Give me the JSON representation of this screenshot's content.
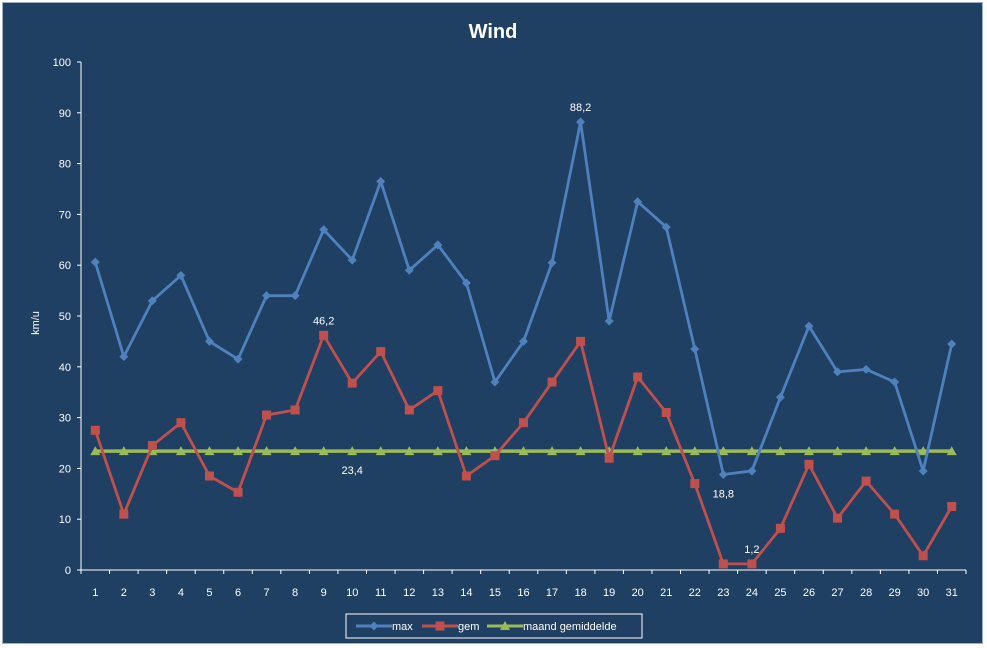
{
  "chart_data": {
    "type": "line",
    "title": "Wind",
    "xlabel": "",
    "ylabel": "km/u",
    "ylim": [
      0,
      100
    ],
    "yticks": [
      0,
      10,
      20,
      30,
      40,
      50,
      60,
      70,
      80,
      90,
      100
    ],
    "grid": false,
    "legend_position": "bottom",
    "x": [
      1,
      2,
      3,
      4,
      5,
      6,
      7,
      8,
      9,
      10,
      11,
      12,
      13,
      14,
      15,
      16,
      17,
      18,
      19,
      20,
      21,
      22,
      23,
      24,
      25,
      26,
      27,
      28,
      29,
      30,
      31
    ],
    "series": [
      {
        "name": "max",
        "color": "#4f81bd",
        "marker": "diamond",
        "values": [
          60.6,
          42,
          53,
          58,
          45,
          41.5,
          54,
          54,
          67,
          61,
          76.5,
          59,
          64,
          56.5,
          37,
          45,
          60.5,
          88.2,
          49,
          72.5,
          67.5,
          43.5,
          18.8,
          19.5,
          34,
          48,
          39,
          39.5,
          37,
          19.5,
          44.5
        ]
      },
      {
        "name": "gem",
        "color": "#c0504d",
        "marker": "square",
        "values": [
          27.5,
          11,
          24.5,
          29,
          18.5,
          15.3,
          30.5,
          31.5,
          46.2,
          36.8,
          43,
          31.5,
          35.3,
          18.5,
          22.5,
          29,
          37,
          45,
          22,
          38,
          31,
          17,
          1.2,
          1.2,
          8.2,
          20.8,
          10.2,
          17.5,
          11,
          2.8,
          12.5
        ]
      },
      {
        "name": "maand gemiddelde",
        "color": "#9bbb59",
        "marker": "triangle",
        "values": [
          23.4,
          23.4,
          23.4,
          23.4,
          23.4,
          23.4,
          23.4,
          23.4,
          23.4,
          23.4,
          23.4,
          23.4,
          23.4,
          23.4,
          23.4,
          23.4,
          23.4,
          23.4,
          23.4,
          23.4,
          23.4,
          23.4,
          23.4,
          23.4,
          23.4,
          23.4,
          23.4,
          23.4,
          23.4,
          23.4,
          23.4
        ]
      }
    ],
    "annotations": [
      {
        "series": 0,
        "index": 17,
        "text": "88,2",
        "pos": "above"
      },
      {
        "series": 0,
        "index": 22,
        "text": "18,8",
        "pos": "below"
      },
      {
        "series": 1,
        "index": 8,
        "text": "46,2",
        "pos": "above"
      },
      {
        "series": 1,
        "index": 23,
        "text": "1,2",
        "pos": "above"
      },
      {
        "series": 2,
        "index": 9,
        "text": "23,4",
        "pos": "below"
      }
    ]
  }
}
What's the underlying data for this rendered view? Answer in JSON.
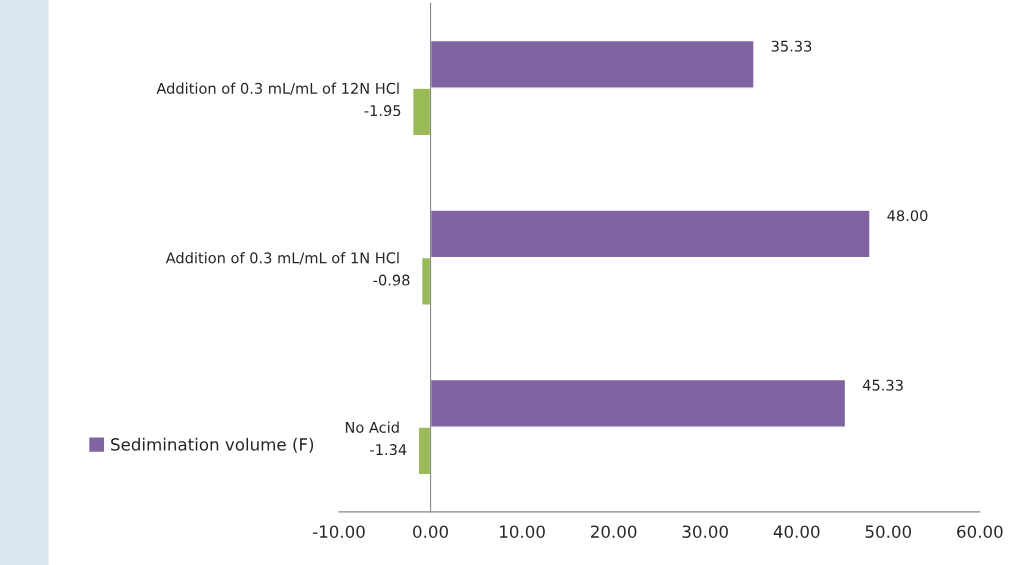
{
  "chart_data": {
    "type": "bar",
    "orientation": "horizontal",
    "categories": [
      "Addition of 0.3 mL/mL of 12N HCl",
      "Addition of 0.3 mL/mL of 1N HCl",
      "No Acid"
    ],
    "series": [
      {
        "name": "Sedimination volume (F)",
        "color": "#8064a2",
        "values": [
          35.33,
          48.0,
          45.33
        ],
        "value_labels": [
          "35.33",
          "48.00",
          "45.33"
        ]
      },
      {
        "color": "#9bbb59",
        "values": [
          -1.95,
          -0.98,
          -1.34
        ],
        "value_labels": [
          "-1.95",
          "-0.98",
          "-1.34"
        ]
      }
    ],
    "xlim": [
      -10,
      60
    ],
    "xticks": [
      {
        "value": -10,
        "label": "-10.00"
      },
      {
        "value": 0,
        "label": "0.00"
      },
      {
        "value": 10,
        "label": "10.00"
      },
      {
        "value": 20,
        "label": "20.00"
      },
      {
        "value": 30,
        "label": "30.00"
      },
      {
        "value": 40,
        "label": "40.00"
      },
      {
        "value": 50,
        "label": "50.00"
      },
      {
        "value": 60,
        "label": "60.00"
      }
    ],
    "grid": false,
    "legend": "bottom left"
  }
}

==========

§ WRITTEN INSTRUCTION
Take the data above and repeat it exactly, leaving each picture out.

§ THE REPLY
Give me the JSON representation of this screenshot's content.
{
  "chart_data": {
    "type": "line",
    "title": "Wind",
    "xlabel": "",
    "ylabel": "km/u",
    "ylim": [
      0,
      100
    ],
    "yticks": [
      0,
      10,
      20,
      30,
      40,
      50,
      60,
      70,
      80,
      90,
      100
    ],
    "grid": false,
    "legend_position": "bottom",
    "x": [
      1,
      2,
      3,
      4,
      5,
      6,
      7,
      8,
      9,
      10,
      11,
      12,
      13,
      14,
      15,
      16,
      17,
      18,
      19,
      20,
      21,
      22,
      23,
      24,
      25,
      26,
      27,
      28,
      29,
      30,
      31
    ],
    "series": [
      {
        "name": "max",
        "color": "#4f81bd",
        "marker": "diamond",
        "values": [
          60.6,
          42,
          53,
          58,
          45,
          41.5,
          54,
          54,
          67,
          61,
          76.5,
          59,
          64,
          56.5,
          37,
          45,
          60.5,
          88.2,
          49,
          72.5,
          67.5,
          43.5,
          18.8,
          19.5,
          34,
          48,
          39,
          39.5,
          37,
          19.5,
          44.5
        ]
      },
      {
        "name": "gem",
        "color": "#c0504d",
        "marker": "square",
        "values": [
          27.5,
          11,
          24.5,
          29,
          18.5,
          15.3,
          30.5,
          31.5,
          46.2,
          36.8,
          43,
          31.5,
          35.3,
          18.5,
          22.5,
          29,
          37,
          45,
          22,
          38,
          31,
          17,
          1.2,
          1.2,
          8.2,
          20.8,
          10.2,
          17.5,
          11,
          2.8,
          12.5
        ]
      },
      {
        "name": "maand gemiddelde",
        "color": "#9bbb59",
        "marker": "triangle",
        "values": [
          23.4,
          23.4,
          23.4,
          23.4,
          23.4,
          23.4,
          23.4,
          23.4,
          23.4,
          23.4,
          23.4,
          23.4,
          23.4,
          23.4,
          23.4,
          23.4,
          23.4,
          23.4,
          23.4,
          23.4,
          23.4,
          23.4,
          23.4,
          23.4,
          23.4,
          23.4,
          23.4,
          23.4,
          23.4,
          23.4,
          23.4
        ]
      }
    ],
    "annotations": [
      {
        "series": 0,
        "index": 17,
        "text": "88,2",
        "pos": "above"
      },
      {
        "series": 0,
        "index": 22,
        "text": "18,8",
        "pos": "below"
      },
      {
        "series": 1,
        "index": 8,
        "text": "46,2",
        "pos": "above"
      },
      {
        "series": 1,
        "index": 23,
        "text": "1,2",
        "pos": "above"
      },
      {
        "series": 2,
        "index": 9,
        "text": "23,4",
        "pos": "below"
      }
    ]
  }
}
What's the underlying data for this rendered view? Answer in JSON.
{
  "chart_data": {
    "type": "bar",
    "orientation": "horizontal",
    "categories": [
      "Addition of 0.3 mL/mL of 12N HCl",
      "Addition of 0.3 mL/mL of 1N HCl",
      "No Acid"
    ],
    "series": [
      {
        "name": "Sedimination volume (F)",
        "color": "#8064a2",
        "values": [
          35.33,
          48.0,
          45.33
        ],
        "value_labels": [
          "35.33",
          "48.00",
          "45.33"
        ]
      },
      {
        "color": "#9bbb59",
        "values": [
          -1.95,
          -0.98,
          -1.34
        ],
        "value_labels": [
          "-1.95",
          "-0.98",
          "-1.34"
        ]
      }
    ],
    "xlim": [
      -10,
      60
    ],
    "xticks": [
      {
        "value": -10,
        "label": "-10.00"
      },
      {
        "value": 0,
        "label": "0.00"
      },
      {
        "value": 10,
        "label": "10.00"
      },
      {
        "value": 20,
        "label": "20.00"
      },
      {
        "value": 30,
        "label": "30.00"
      },
      {
        "value": 40,
        "label": "40.00"
      },
      {
        "value": 50,
        "label": "50.00"
      },
      {
        "value": 60,
        "label": "60.00"
      }
    ],
    "grid": false,
    "legend": "bottom left"
  }
}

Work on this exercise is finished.